(Data extracted from a collection)
####

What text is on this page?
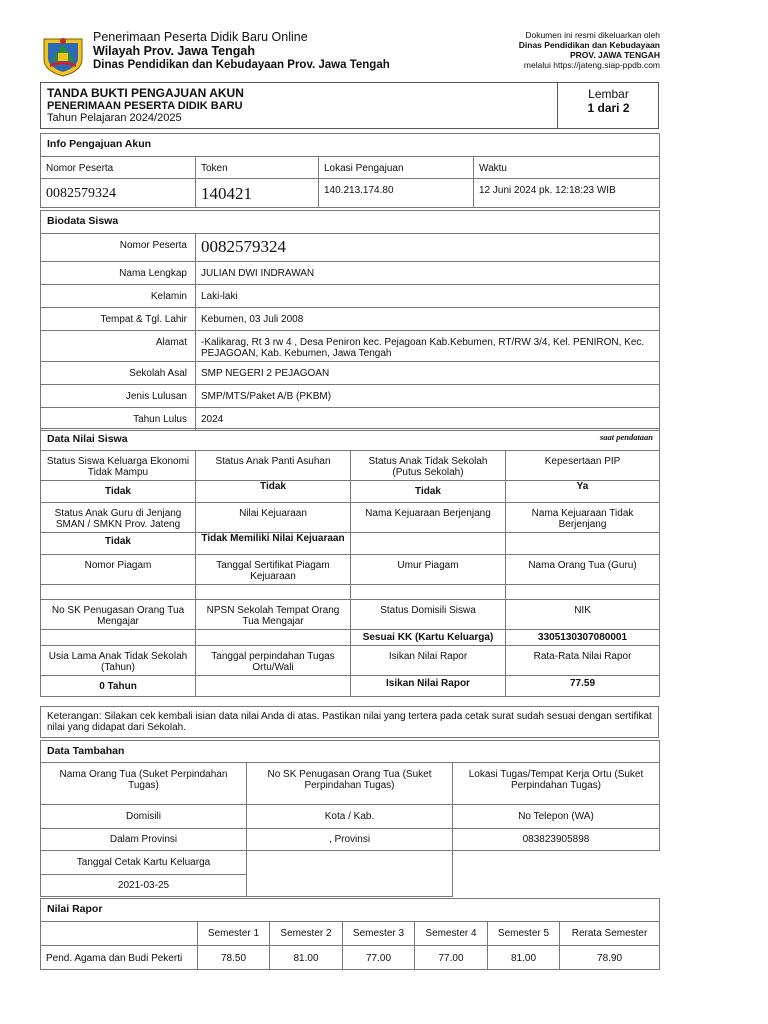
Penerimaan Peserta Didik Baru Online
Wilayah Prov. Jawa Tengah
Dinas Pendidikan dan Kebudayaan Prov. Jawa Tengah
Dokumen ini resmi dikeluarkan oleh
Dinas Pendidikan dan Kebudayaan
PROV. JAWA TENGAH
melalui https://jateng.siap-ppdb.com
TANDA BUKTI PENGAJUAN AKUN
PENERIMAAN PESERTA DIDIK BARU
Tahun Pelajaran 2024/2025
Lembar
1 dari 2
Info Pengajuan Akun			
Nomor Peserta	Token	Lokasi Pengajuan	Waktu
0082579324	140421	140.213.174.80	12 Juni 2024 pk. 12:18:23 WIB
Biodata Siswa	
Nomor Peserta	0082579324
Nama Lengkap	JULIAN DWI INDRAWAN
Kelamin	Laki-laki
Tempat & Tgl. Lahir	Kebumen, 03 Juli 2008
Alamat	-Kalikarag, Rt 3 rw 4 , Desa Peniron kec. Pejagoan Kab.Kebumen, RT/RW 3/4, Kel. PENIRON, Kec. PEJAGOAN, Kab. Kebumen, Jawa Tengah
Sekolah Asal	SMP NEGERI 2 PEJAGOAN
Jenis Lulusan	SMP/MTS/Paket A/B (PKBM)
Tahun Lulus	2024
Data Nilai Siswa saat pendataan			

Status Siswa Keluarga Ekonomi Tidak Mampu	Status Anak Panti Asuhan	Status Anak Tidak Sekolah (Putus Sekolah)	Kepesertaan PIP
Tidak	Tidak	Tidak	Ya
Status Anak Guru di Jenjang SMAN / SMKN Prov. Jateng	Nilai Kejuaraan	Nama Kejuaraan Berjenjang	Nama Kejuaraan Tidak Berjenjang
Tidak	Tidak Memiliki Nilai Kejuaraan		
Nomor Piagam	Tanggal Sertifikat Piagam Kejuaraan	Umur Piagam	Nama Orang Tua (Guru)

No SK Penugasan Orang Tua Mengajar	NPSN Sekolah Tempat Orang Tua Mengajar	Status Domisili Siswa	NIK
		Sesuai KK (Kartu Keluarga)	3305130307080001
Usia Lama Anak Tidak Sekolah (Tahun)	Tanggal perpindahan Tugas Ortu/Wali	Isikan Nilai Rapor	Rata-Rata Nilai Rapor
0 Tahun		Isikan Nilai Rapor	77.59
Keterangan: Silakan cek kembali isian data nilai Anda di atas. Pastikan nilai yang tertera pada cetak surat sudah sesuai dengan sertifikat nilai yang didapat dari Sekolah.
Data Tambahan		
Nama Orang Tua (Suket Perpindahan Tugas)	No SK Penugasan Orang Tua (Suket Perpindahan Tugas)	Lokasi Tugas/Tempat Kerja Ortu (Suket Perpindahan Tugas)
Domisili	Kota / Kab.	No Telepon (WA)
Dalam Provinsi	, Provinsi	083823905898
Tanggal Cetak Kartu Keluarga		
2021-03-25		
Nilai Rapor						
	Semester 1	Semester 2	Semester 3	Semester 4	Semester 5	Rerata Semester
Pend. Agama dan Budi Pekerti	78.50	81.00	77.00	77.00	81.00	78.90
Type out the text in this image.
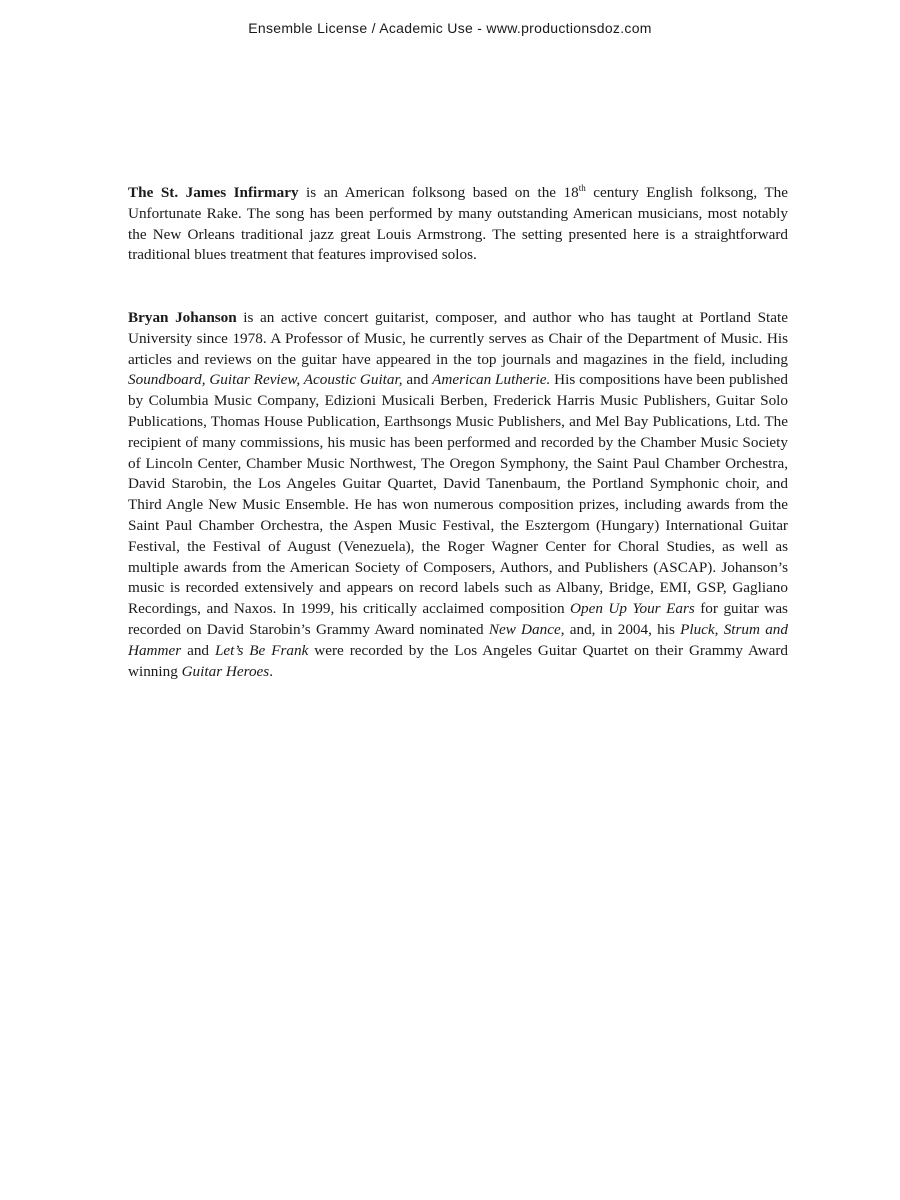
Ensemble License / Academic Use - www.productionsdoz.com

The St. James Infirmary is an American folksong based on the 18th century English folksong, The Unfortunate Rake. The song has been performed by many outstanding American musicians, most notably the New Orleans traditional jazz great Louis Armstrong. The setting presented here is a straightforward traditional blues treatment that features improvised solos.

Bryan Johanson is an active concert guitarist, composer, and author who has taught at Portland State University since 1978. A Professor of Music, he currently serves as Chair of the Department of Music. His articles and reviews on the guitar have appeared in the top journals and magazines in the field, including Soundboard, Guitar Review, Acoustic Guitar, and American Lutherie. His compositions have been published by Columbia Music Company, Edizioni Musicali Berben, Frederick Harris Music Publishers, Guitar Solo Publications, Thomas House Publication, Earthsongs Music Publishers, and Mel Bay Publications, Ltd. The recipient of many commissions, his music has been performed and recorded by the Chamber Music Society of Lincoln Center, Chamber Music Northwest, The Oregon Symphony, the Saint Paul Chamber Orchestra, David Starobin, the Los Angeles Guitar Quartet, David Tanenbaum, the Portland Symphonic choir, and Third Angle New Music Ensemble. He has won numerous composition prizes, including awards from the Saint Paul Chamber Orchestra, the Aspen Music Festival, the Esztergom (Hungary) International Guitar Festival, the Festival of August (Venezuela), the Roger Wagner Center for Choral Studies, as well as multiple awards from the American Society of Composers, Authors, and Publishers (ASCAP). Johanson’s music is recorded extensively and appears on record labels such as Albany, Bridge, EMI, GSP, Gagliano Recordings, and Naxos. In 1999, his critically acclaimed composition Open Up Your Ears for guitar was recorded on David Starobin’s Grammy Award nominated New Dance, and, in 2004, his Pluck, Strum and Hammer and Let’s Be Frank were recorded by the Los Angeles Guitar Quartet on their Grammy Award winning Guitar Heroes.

####

(Aim) Reproduce the whole listing above word for word, but not its pictures.

(Completed exercise)
What text is on this page?
Penerimaan Peserta Didik Baru Online
Wilayah Prov. Jawa Tengah
Dinas Pendidikan dan Kebudayaan Prov. Jawa Tengah
Dokumen ini resmi dikeluarkan oleh
Dinas Pendidikan dan Kebudayaan
PROV. JAWA TENGAH
melalui https://jateng.siap-ppdb.com
TANDA BUKTI PENGAJUAN AKUN
PENERIMAAN PESERTA DIDIK BARU
Tahun Pelajaran 2024/2025
Lembar
1 dari 2
Info Pengajuan Akun			
Nomor Peserta	Token	Lokasi Pengajuan	Waktu
0082579324	140421	140.213.174.80	12 Juni 2024 pk. 12:18:23 WIB
Biodata Siswa	
Nomor Peserta	0082579324
Nama Lengkap	JULIAN DWI INDRAWAN
Kelamin	Laki-laki
Tempat & Tgl. Lahir	Kebumen, 03 Juli 2008
Alamat	-Kalikarag, Rt 3 rw 4 , Desa Peniron kec. Pejagoan Kab.Kebumen, RT/RW 3/4, Kel. PENIRON, Kec. PEJAGOAN, Kab. Kebumen, Jawa Tengah
Sekolah Asal	SMP NEGERI 2 PEJAGOAN
Jenis Lulusan	SMP/MTS/Paket A/B (PKBM)
Tahun Lulus	2024
Data Nilai Siswa saat pendataan			

Status Siswa Keluarga Ekonomi Tidak Mampu	Status Anak Panti Asuhan	Status Anak Tidak Sekolah (Putus Sekolah)	Kepesertaan PIP
Tidak	Tidak	Tidak	Ya
Status Anak Guru di Jenjang SMAN / SMKN Prov. Jateng	Nilai Kejuaraan	Nama Kejuaraan Berjenjang	Nama Kejuaraan Tidak Berjenjang
Tidak	Tidak Memiliki Nilai Kejuaraan		
Nomor Piagam	Tanggal Sertifikat Piagam Kejuaraan	Umur Piagam	Nama Orang Tua (Guru)

No SK Penugasan Orang Tua Mengajar	NPSN Sekolah Tempat Orang Tua Mengajar	Status Domisili Siswa	NIK
		Sesuai KK (Kartu Keluarga)	3305130307080001
Usia Lama Anak Tidak Sekolah (Tahun)	Tanggal perpindahan Tugas Ortu/Wali	Isikan Nilai Rapor	Rata-Rata Nilai Rapor
0 Tahun		Isikan Nilai Rapor	77.59
Keterangan: Silakan cek kembali isian data nilai Anda di atas. Pastikan nilai yang tertera pada cetak surat sudah sesuai dengan sertifikat nilai yang didapat dari Sekolah.
Data Tambahan		
Nama Orang Tua (Suket Perpindahan Tugas)	No SK Penugasan Orang Tua (Suket Perpindahan Tugas)	Lokasi Tugas/Tempat Kerja Ortu (Suket Perpindahan Tugas)
Domisili	Kota / Kab.	No Telepon (WA)
Dalam Provinsi	, Provinsi	083823905898
Tanggal Cetak Kartu Keluarga		
2021-03-25		
Nilai Rapor						
	Semester 1	Semester 2	Semester 3	Semester 4	Semester 5	Rerata Semester
Pend. Agama dan Budi Pekerti	78.50	81.00	77.00	77.00	81.00	78.90
Type out the text in this image.
Ensemble License / Academic Use - www.productionsdoz.com

The St. James Infirmary is an American folksong based on the 18th century English folksong, The Unfortunate Rake. The song has been performed by many outstanding American musicians, most notably the New Orleans traditional jazz great Louis Armstrong. The setting presented here is a straightforward traditional blues treatment that features improvised solos.

Bryan Johanson is an active concert guitarist, composer, and author who has taught at Portland State University since 1978. A Professor of Music, he currently serves as Chair of the Department of Music. His articles and reviews on the guitar have appeared in the top journals and magazines in the field, including Soundboard, Guitar Review, Acoustic Guitar, and American Lutherie. His compositions have been published by Columbia Music Company, Edizioni Musicali Berben, Frederick Harris Music Publishers, Guitar Solo Publications, Thomas House Publication, Earthsongs Music Publishers, and Mel Bay Publications, Ltd. The recipient of many commissions, his music has been performed and recorded by the Chamber Music Society of Lincoln Center, Chamber Music Northwest, The Oregon Symphony, the Saint Paul Chamber Orchestra, David Starobin, the Los Angeles Guitar Quartet, David Tanenbaum, the Portland Symphonic choir, and Third Angle New Music Ensemble. He has won numerous composition prizes, including awards from the Saint Paul Chamber Orchestra, the Aspen Music Festival, the Esztergom (Hungary) International Guitar Festival, the Festival of August (Venezuela), the Roger Wagner Center for Choral Studies, as well as multiple awards from the American Society of Composers, Authors, and Publishers (ASCAP). Johanson’s music is recorded extensively and appears on record labels such as Albany, Bridge, EMI, GSP, Gagliano Recordings, and Naxos. In 1999, his critically acclaimed composition Open Up Your Ears for guitar was recorded on David Starobin’s Grammy Award nominated New Dance, and, in 2004, his Pluck, Strum and Hammer and Let’s Be Frank were recorded by the Los Angeles Guitar Quartet on their Grammy Award winning Guitar Heroes.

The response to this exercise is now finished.